Raw records:
>> START

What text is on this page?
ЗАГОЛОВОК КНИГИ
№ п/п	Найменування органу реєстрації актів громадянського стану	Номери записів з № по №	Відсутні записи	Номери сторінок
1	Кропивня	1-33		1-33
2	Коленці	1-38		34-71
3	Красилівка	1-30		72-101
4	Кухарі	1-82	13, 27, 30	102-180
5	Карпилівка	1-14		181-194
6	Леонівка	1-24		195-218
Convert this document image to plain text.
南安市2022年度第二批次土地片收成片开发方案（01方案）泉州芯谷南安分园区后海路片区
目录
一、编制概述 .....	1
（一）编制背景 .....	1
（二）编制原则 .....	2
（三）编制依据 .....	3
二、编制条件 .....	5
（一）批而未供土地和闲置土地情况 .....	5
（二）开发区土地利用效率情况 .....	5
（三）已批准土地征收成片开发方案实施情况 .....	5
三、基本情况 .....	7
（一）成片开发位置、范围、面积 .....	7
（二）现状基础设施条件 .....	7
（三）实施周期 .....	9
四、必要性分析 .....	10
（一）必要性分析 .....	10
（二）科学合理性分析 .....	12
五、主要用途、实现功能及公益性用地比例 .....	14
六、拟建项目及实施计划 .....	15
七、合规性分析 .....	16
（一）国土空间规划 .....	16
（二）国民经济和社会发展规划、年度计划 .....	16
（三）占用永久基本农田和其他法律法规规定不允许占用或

>> END

WHAT YOU WILL DO: Output all of the data again. Match it exactly.

RESULT:
What text is on this page?
ЗАГОЛОВОК КНИГИ
№ п/п	Найменування органу реєстрації актів громадянського стану	Номери записів з № по №	Відсутні записи	Номери сторінок
1	Кропивня	1-33		1-33
2	Коленці	1-38		34-71
3	Красилівка	1-30		72-101
4	Кухарі	1-82	13, 27, 30	102-180
5	Карпилівка	1-14		181-194
6	Леонівка	1-24		195-218
Convert this document image to plain text.
南安市2022年度第二批次土地片收成片开发方案（01方案）泉州芯谷南安分园区后海路片区
目录
一、编制概述 .....	1
（一）编制背景 .....	1
（二）编制原则 .....	2
（三）编制依据 .....	3
二、编制条件 .....	5
（一）批而未供土地和闲置土地情况 .....	5
（二）开发区土地利用效率情况 .....	5
（三）已批准土地征收成片开发方案实施情况 .....	5
三、基本情况 .....	7
（一）成片开发位置、范围、面积 .....	7
（二）现状基础设施条件 .....	7
（三）实施周期 .....	9
四、必要性分析 .....	10
（一）必要性分析 .....	10
（二）科学合理性分析 .....	12
五、主要用途、实现功能及公益性用地比例 .....	14
六、拟建项目及实施计划 .....	15
七、合规性分析 .....	16
（一）国土空间规划 .....	16
（二）国民经济和社会发展规划、年度计划 .....	16
（三）占用永久基本农田和其他法律法规规定不允许占用或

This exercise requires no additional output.